START LISTING

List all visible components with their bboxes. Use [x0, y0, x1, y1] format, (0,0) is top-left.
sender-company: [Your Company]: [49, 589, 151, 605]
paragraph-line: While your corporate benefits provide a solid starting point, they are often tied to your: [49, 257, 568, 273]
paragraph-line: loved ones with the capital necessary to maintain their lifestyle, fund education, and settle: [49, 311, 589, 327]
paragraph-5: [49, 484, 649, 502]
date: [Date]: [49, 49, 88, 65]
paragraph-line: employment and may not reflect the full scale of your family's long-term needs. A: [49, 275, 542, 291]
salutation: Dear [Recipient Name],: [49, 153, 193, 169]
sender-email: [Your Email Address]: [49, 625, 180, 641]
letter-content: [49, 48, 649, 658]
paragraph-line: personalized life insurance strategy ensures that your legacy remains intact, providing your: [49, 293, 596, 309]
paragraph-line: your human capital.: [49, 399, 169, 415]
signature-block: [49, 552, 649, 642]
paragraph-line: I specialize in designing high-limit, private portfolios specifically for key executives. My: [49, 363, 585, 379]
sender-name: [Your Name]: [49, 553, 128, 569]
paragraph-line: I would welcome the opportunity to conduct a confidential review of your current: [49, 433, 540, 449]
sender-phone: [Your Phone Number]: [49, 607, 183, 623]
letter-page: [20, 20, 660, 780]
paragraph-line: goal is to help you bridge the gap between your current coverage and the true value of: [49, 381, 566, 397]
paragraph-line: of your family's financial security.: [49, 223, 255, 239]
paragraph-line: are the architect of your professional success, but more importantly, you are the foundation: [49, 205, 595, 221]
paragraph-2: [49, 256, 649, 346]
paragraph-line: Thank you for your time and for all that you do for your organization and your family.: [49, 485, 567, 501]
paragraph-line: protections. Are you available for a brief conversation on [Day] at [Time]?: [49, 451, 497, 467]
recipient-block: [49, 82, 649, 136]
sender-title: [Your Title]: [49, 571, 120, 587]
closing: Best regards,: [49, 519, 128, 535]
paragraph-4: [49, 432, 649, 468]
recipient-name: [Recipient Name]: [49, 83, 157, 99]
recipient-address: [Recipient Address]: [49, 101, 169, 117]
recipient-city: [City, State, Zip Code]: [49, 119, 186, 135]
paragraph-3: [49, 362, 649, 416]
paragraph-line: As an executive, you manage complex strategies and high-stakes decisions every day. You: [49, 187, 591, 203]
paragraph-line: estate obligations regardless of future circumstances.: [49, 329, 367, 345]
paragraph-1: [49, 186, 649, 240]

END LISTING

Can you rewrite the records above, swapping every "paragraph-line" for "text-line" and leaving everything else untouched?

List all visible components with their bboxes. Use [x0, y0, x1, y1] format, (0,0) is top-left.
sender-company: [Your Company]: [49, 589, 151, 605]
text-line: While your corporate benefits provide a solid starting point, they are often tied to your: [49, 257, 568, 273]
text-line: loved ones with the capital necessary to maintain their lifestyle, fund education, and settle: [49, 311, 589, 327]
paragraph-5: [49, 484, 649, 502]
date: [Date]: [49, 49, 88, 65]
text-line: employment and may not reflect the full scale of your family's long-term needs. A: [49, 275, 542, 291]
salutation: Dear [Recipient Name],: [49, 153, 193, 169]
sender-email: [Your Email Address]: [49, 625, 180, 641]
letter-content: [49, 48, 649, 658]
text-line: personalized life insurance strategy ensures that your legacy remains intact, providing your: [49, 293, 596, 309]
text-line: your human capital.: [49, 399, 169, 415]
signature-block: [49, 552, 649, 642]
text-line: I specialize in designing high-limit, private portfolios specifically for key executives. My: [49, 363, 585, 379]
sender-name: [Your Name]: [49, 553, 128, 569]
text-line: I would welcome the opportunity to conduct a confidential review of your current: [49, 433, 540, 449]
sender-phone: [Your Phone Number]: [49, 607, 183, 623]
letter-page: [20, 20, 660, 780]
text-line: goal is to help you bridge the gap between your current coverage and the true value of: [49, 381, 566, 397]
text-line: of your family's financial security.: [49, 223, 255, 239]
text-line: are the architect of your professional success, but more importantly, you are the foundation: [49, 205, 595, 221]
paragraph-2: [49, 256, 649, 346]
text-line: Thank you for your time and for all that you do for your organization and your family.: [49, 485, 567, 501]
text-line: protections. Are you available for a brief conversation on [Day] at [Time]?: [49, 451, 497, 467]
recipient-block: [49, 82, 649, 136]
sender-title: [Your Title]: [49, 571, 120, 587]
closing: Best regards,: [49, 519, 128, 535]
paragraph-4: [49, 432, 649, 468]
recipient-name: [Recipient Name]: [49, 83, 157, 99]
recipient-address: [Recipient Address]: [49, 101, 169, 117]
recipient-city: [City, State, Zip Code]: [49, 119, 186, 135]
paragraph-3: [49, 362, 649, 416]
text-line: As an executive, you manage complex strategies and high-stakes decisions every day. You: [49, 187, 591, 203]
text-line: estate obligations regardless of future circumstances.: [49, 329, 367, 345]
paragraph-1: [49, 186, 649, 240]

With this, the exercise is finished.